### Exercise goal
Omit all pictures and give the records below again exactly as written.

####################

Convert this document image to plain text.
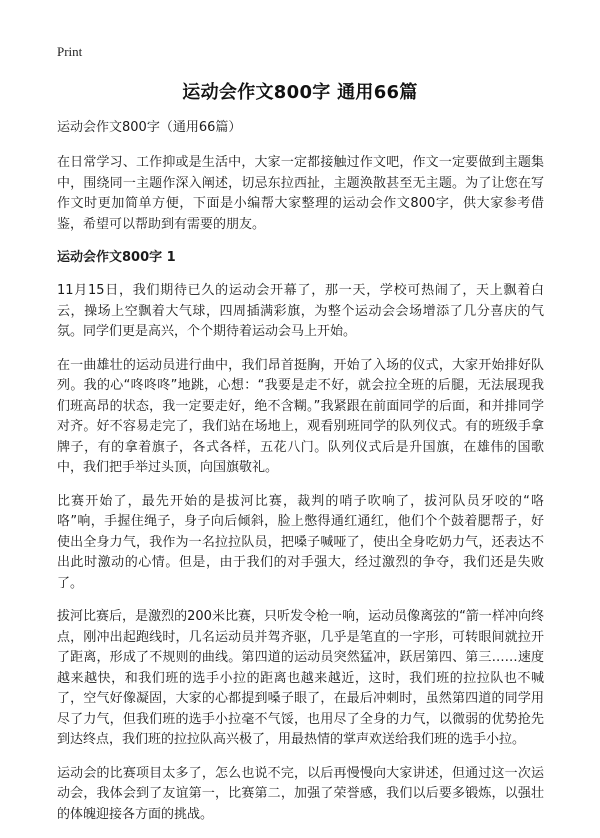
Print
运动会作文800字 通用66篇

运动会作文800字（通用66篇）

在日常学习、工作抑或是生活中，大家一定都接触过作文吧，作文一定要做到主题集中，围绕同一主题作深入阐述，切忌东拉西扯，主题涣散甚至无主题。为了让您在写作文时更加简单方便，下面是小编帮大家整理的运动会作文800字，供大家参考借鉴，希望可以帮助到有需要的朋友。

运动会作文800字 1

11月15日，我们期待已久的运动会开幕了，那一天，学校可热闹了，天上飘着白云，操场上空飘着大气球，四周插满彩旗，为整个运动会会场增添了几分喜庆的气氛。同学们更是高兴，个个期待着运动会马上开始。

在一曲雄壮的运动员进行曲中，我们昂首挺胸，开始了入场的仪式，大家开始排好队列。我的心“咚咚咚”地跳，心想：“我要是走不好，就会拉全班的后腿，无法展现我们班高昂的状态，我一定要走好，绝不含糊。”我紧跟在前面同学的后面，和并排同学对齐。好不容易走完了，我们站在场地上，观看别班同学的队列仪式。有的班级手拿牌子，有的拿着旗子，各式各样，五花八门。队列仪式后是升国旗，在雄伟的国歌中，我们把手举过头顶，向国旗敬礼。

比赛开始了，最先开始的是拔河比赛，裁判的哨子吹响了，拔河队员牙咬的“咯咯”响，手握住绳子，身子向后倾斜，脸上憋得通红通红，他们个个鼓着腮帮子，好使出全身力气，我作为一名拉拉队员，把嗓子喊哑了，使出全身吃奶力气，还表达不出此时激动的心情。但是，由于我们的对手强大，经过激烈的争夺，我们还是失败了。

拔河比赛后，是激烈的200米比赛，只听发令枪一响，运动员像离弦的“箭一样冲向终点，刚冲出起跑线时，几名运动员并驾齐驱，几乎是笔直的一字形，可转眼间就拉开了距离，形成了不规则的曲线。第四道的运动员突然猛冲，跃居第四、第三……速度越来越快，和我们班的选手小拉的距离也越来越近，这时，我们班的拉拉队也不喊了，空气好像凝固，大家的心都提到嗓子眼了，在最后冲刺时，虽然第四道的同学用尽了力气，但我们班的选手小拉毫不气馁，也用尽了全身的力气，以微弱的优势抢先到达终点，我们班的拉拉队高兴极了，用最热情的掌声欢送给我们班的选手小拉。

运动会的比赛项目太多了，怎么也说不完，以后再慢慢向大家讲述，但通过这一次运动会，我体会到了友谊第一，比赛第二，加强了荣誉感，我们以后要多锻炼，以强壮的体魄迎接各方面的挑战。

####################

### Solution to this task
Convert this document image to plain text.
Print
运动会作文800字 通用66篇

运动会作文800字（通用66篇）

在日常学习、工作抑或是生活中，大家一定都接触过作文吧，作文一定要做到主题集中，围绕同一主题作深入阐述，切忌东拉西扯，主题涣散甚至无主题。为了让您在写作文时更加简单方便，下面是小编帮大家整理的运动会作文800字，供大家参考借鉴，希望可以帮助到有需要的朋友。

运动会作文800字 1

11月15日，我们期待已久的运动会开幕了，那一天，学校可热闹了，天上飘着白云，操场上空飘着大气球，四周插满彩旗，为整个运动会会场增添了几分喜庆的气氛。同学们更是高兴，个个期待着运动会马上开始。

在一曲雄壮的运动员进行曲中，我们昂首挺胸，开始了入场的仪式，大家开始排好队列。我的心“咚咚咚”地跳，心想：“我要是走不好，就会拉全班的后腿，无法展现我们班高昂的状态，我一定要走好，绝不含糊。”我紧跟在前面同学的后面，和并排同学对齐。好不容易走完了，我们站在场地上，观看别班同学的队列仪式。有的班级手拿牌子，有的拿着旗子，各式各样，五花八门。队列仪式后是升国旗，在雄伟的国歌中，我们把手举过头顶，向国旗敬礼。

比赛开始了，最先开始的是拔河比赛，裁判的哨子吹响了，拔河队员牙咬的“咯咯”响，手握住绳子，身子向后倾斜，脸上憋得通红通红，他们个个鼓着腮帮子，好使出全身力气，我作为一名拉拉队员，把嗓子喊哑了，使出全身吃奶力气，还表达不出此时激动的心情。但是，由于我们的对手强大，经过激烈的争夺，我们还是失败了。

拔河比赛后，是激烈的200米比赛，只听发令枪一响，运动员像离弦的“箭一样冲向终点，刚冲出起跑线时，几名运动员并驾齐驱，几乎是笔直的一字形，可转眼间就拉开了距离，形成了不规则的曲线。第四道的运动员突然猛冲，跃居第四、第三……速度越来越快，和我们班的选手小拉的距离也越来越近，这时，我们班的拉拉队也不喊了，空气好像凝固，大家的心都提到嗓子眼了，在最后冲刺时，虽然第四道的同学用尽了力气，但我们班的选手小拉毫不气馁，也用尽了全身的力气，以微弱的优势抢先到达终点，我们班的拉拉队高兴极了，用最热情的掌声欢送给我们班的选手小拉。

运动会的比赛项目太多了，怎么也说不完，以后再慢慢向大家讲述，但通过这一次运动会，我体会到了友谊第一，比赛第二，加强了荣誉感，我们以后要多锻炼，以强壮的体魄迎接各方面的挑战。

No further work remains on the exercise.